__Stated exercise__:
What is the number of lines in these entries that include "source"? Write that number and no other text.

__Dataset records__:

::::::

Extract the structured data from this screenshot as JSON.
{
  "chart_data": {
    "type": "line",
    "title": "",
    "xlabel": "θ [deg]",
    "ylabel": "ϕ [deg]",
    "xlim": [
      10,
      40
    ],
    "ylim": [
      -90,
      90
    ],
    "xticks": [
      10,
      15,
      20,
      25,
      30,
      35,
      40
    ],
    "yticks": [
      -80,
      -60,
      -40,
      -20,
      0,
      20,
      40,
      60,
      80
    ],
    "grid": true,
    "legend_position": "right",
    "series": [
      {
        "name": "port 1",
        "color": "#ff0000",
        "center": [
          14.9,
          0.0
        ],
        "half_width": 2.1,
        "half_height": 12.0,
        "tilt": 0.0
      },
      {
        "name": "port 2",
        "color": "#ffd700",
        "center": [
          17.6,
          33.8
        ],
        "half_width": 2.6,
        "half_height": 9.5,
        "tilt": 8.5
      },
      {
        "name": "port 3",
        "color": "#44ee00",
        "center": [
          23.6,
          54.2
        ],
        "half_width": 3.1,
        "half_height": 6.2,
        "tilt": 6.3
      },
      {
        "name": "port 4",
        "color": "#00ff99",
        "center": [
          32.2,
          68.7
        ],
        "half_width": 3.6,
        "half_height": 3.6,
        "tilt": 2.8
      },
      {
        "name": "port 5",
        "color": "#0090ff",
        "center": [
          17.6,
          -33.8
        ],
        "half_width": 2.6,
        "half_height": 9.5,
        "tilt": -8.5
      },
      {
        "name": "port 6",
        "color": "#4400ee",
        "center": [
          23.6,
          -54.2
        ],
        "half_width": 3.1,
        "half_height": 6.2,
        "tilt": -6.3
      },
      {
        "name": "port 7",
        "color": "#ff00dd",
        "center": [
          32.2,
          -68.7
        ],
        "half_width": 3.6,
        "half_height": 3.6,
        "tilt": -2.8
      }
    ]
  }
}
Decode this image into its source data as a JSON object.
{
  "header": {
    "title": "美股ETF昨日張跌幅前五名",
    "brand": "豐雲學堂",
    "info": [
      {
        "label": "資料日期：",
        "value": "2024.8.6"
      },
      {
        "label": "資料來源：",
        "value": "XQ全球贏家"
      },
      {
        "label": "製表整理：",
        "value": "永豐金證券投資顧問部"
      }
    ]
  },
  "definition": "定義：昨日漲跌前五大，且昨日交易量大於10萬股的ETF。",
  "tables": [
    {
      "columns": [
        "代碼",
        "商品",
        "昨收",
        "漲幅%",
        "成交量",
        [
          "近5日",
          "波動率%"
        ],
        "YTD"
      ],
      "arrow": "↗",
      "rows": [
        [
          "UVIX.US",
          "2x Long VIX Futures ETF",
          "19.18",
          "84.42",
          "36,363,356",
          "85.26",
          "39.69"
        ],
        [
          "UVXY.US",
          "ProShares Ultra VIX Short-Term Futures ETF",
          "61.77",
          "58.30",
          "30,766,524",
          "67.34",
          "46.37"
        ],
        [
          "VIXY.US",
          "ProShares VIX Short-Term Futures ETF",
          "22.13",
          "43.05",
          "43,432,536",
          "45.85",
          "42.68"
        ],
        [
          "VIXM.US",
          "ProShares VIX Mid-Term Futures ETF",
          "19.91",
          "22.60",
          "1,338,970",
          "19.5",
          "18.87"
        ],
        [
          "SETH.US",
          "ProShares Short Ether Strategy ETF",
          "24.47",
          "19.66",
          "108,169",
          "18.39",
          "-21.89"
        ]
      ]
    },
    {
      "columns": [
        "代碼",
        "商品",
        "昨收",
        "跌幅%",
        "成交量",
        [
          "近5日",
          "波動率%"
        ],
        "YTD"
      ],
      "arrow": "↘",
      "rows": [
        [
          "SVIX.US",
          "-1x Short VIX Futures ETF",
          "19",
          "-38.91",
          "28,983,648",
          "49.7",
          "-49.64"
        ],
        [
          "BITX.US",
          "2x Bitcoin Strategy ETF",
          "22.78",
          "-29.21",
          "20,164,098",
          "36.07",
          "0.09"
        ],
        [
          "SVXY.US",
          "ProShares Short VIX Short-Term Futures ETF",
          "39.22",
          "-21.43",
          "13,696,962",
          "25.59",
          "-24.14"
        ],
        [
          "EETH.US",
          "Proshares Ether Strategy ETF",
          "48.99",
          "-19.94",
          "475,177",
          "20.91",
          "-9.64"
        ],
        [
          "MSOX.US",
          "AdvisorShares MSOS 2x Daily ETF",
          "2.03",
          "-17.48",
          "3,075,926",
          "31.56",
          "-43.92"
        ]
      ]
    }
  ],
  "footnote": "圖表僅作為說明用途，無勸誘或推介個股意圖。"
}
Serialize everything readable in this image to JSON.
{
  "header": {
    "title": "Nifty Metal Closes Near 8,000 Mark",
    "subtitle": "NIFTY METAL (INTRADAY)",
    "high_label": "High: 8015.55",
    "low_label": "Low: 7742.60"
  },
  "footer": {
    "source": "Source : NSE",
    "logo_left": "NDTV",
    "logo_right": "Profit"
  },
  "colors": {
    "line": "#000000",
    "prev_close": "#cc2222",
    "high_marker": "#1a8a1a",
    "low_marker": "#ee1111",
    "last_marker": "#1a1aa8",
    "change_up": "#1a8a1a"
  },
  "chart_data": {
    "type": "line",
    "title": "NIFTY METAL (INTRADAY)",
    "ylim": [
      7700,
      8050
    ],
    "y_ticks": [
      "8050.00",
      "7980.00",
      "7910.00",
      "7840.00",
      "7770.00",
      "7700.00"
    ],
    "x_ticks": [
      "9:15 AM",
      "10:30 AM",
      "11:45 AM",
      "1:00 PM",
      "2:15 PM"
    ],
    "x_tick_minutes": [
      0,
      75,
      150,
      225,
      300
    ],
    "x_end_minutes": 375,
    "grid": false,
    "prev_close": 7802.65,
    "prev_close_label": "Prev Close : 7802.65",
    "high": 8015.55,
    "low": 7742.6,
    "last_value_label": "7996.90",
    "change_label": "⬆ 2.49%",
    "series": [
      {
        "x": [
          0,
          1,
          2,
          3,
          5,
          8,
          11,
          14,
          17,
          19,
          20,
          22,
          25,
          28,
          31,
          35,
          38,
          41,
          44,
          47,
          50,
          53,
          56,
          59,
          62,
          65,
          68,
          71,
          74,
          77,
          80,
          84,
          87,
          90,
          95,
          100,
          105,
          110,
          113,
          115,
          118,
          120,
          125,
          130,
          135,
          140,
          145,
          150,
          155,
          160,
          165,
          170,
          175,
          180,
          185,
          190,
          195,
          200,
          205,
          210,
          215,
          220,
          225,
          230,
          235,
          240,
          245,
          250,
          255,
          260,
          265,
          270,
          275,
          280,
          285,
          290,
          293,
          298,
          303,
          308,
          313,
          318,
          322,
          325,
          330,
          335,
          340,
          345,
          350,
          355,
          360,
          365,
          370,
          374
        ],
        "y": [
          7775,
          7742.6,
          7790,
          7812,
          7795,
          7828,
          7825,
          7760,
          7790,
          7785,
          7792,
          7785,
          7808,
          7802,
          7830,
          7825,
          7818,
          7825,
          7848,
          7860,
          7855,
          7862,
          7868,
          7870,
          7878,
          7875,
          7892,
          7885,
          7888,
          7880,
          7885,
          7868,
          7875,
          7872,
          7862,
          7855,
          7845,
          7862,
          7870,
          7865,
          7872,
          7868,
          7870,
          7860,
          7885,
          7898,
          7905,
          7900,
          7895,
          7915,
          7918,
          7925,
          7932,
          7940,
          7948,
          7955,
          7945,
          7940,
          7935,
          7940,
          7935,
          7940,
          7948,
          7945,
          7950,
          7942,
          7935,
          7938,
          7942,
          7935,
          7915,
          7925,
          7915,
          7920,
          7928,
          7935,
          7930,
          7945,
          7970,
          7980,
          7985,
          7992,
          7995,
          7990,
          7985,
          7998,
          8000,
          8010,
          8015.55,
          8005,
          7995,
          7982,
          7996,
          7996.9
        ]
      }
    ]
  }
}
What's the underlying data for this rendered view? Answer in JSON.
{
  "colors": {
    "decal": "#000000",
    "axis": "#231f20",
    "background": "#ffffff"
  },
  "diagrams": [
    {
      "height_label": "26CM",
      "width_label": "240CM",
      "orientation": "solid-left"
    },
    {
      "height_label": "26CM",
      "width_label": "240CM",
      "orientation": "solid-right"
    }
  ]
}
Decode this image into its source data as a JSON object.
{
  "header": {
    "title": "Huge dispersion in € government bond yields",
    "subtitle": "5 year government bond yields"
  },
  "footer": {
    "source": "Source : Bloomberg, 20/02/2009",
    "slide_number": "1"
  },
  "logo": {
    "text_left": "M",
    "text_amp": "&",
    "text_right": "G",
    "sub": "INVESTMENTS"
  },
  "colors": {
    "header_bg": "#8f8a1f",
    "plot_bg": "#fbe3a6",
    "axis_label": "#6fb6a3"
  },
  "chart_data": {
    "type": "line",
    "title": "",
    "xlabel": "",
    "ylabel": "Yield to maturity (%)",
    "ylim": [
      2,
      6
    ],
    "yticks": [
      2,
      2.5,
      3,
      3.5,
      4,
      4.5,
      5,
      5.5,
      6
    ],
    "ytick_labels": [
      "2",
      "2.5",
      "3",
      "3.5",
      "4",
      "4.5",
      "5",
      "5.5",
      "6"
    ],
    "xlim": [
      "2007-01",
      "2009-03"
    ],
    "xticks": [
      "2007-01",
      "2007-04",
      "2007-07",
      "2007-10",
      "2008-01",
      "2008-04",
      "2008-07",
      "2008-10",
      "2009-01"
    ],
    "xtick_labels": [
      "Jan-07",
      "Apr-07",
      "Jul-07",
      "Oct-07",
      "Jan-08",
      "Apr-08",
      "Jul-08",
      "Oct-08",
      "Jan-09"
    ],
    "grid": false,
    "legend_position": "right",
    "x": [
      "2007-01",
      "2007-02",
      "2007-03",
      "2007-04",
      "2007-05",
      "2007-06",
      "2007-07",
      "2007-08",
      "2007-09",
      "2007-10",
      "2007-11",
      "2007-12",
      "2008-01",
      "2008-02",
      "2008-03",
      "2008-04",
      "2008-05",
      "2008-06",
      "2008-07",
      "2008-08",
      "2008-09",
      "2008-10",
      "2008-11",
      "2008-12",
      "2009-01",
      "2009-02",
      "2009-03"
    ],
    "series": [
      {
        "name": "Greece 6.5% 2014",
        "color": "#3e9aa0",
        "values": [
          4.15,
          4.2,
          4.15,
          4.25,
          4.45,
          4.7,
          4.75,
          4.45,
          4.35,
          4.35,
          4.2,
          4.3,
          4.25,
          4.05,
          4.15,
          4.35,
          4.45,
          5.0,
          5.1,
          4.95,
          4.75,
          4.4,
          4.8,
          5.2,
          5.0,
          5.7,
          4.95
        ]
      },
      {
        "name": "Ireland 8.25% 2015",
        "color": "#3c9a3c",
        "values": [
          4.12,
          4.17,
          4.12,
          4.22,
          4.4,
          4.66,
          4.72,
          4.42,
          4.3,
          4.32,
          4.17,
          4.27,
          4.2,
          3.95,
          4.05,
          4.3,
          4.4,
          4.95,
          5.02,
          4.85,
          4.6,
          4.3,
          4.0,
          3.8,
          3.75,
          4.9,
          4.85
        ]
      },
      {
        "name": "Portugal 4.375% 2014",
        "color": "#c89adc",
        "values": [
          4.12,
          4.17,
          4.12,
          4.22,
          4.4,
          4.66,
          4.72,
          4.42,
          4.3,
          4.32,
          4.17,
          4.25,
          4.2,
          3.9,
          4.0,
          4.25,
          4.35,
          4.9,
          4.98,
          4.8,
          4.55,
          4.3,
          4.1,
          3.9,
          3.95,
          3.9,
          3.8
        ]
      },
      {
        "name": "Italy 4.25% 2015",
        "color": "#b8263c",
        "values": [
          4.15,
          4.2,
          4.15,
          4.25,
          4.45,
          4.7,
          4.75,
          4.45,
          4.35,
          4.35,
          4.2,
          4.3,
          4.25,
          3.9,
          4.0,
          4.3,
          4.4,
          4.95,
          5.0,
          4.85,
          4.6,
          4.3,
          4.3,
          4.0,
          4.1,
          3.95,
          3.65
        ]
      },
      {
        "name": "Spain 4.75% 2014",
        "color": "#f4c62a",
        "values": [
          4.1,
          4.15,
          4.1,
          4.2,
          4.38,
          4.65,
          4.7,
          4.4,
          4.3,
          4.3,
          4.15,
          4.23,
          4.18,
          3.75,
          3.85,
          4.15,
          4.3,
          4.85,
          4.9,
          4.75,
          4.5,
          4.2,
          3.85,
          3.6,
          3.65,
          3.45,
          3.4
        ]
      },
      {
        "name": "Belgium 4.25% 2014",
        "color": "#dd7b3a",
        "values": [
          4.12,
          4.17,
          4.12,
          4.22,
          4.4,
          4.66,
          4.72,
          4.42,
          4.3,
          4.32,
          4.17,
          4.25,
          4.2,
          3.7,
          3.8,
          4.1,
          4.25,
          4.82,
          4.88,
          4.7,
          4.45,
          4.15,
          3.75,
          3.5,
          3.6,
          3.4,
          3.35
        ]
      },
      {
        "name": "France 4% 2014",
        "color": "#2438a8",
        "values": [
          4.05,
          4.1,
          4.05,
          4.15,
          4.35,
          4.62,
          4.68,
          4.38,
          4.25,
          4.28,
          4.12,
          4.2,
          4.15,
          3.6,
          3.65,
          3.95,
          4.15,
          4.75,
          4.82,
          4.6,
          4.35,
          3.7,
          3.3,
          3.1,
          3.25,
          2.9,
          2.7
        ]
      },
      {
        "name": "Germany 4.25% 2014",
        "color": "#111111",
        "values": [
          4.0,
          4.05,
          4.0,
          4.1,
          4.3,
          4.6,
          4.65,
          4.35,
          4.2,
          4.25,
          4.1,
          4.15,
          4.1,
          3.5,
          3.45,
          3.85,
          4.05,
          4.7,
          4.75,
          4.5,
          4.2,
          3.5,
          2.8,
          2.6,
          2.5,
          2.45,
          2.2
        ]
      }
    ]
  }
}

::::::

__Solution for this exercise__:
4